## START Supplied information
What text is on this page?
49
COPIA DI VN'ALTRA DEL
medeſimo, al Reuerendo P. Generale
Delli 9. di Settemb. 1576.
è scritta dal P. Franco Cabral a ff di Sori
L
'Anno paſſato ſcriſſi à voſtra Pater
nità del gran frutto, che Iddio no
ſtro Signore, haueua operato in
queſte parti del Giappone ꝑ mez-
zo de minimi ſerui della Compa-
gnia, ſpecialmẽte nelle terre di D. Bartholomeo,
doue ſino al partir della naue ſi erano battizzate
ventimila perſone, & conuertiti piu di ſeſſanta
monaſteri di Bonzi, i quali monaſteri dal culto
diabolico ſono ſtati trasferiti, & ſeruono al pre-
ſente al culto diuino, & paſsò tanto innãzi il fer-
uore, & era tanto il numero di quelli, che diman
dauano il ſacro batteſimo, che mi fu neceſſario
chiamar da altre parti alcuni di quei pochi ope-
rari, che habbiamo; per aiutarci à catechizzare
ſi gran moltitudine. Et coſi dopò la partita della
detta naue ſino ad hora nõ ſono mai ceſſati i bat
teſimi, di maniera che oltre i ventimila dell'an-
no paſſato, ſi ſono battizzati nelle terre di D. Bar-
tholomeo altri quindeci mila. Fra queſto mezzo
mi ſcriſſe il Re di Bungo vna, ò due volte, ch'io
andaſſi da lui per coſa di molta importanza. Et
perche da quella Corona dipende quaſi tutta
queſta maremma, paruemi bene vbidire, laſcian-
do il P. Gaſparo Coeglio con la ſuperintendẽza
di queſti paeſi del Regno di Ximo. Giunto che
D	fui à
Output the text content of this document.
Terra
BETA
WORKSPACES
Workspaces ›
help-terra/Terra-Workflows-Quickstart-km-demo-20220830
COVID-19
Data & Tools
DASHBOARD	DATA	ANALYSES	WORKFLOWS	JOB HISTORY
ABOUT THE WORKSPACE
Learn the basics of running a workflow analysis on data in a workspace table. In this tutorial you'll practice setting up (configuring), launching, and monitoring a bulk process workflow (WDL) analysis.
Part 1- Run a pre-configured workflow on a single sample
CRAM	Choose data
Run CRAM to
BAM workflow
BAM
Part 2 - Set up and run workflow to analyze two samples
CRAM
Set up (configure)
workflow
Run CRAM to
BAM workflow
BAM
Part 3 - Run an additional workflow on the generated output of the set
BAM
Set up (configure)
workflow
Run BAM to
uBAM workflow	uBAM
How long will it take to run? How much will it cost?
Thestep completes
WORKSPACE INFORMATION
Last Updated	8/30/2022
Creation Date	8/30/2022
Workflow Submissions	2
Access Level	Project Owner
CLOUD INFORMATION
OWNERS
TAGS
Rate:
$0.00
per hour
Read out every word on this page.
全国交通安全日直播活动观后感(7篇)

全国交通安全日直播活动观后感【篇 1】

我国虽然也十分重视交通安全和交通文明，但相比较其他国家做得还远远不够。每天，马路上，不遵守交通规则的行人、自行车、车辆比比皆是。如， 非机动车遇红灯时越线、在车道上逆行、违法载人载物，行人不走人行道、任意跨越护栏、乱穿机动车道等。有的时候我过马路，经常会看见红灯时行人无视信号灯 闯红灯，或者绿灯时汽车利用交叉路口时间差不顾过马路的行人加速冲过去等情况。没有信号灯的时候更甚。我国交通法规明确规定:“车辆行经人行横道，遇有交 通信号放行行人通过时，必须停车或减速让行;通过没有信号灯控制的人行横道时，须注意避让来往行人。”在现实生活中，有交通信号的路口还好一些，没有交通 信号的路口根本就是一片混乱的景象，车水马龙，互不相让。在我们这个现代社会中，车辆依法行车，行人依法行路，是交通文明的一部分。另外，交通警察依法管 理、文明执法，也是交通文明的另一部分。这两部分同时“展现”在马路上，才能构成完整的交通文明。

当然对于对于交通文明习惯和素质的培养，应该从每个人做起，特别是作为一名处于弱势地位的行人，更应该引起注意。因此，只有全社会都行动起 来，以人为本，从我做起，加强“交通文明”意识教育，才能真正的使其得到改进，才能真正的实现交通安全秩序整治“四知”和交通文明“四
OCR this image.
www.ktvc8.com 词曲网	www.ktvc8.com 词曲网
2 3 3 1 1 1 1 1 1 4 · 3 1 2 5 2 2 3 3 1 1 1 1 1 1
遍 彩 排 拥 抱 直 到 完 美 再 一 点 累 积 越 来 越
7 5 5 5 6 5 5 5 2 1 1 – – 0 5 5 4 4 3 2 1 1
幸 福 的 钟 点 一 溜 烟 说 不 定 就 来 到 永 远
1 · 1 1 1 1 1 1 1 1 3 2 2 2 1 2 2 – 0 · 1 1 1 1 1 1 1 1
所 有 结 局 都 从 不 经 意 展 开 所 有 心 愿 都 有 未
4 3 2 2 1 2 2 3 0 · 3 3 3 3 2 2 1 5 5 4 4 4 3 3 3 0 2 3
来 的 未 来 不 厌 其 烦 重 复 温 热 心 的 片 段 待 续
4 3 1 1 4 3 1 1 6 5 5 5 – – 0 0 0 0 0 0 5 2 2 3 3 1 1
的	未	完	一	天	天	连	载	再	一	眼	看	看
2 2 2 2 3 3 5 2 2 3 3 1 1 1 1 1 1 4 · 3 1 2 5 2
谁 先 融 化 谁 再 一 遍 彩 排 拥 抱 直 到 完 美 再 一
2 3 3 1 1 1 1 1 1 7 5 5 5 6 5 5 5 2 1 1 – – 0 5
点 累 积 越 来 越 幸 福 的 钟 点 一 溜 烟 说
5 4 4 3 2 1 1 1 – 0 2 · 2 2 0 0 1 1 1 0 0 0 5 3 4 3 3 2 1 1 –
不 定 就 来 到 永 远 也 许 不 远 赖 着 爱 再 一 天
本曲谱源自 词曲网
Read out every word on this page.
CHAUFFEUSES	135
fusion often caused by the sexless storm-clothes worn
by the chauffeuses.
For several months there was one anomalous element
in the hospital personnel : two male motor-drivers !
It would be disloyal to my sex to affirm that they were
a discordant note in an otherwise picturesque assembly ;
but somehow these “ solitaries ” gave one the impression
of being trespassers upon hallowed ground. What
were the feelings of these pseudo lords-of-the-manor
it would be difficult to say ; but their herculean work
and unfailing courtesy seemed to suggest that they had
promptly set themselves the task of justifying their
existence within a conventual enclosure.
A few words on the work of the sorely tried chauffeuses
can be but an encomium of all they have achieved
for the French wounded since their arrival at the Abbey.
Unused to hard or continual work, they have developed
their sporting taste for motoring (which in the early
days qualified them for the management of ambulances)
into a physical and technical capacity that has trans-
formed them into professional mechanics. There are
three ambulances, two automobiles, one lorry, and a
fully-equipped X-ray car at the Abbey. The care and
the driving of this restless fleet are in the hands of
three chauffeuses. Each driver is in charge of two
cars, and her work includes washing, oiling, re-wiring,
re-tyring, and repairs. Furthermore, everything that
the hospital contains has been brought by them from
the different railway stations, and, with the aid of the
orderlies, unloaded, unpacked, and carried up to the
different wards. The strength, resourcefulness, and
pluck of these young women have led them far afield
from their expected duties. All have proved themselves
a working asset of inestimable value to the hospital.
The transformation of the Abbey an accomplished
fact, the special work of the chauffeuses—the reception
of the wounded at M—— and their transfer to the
## END Supplied information
● Work required: Copy in full each line that holds the word "from".

● Answer to this problem:
the hospital contains has been brought by them from
from their expected duties. All have proved themselves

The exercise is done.